━━━━━ Dataset extract ━━━━━

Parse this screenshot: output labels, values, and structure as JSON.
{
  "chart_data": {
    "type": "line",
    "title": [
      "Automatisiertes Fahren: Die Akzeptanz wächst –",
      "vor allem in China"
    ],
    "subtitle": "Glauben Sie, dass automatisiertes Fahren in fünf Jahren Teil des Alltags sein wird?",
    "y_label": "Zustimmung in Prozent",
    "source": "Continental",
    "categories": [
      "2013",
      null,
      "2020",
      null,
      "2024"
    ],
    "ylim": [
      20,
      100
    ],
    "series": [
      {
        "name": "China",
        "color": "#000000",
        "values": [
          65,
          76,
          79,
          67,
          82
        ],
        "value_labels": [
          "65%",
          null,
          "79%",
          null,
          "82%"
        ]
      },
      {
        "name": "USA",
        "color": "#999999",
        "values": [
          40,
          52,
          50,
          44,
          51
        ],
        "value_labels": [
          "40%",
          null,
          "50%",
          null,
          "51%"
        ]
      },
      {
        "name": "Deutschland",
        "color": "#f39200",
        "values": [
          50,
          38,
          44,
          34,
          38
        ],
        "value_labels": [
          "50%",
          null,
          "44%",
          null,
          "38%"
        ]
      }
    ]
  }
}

━━━━━

Scan the records above for the string "name", then report every line that contains it.

        "name": "China",
        "name": "USA",
        "name": "Deutschland",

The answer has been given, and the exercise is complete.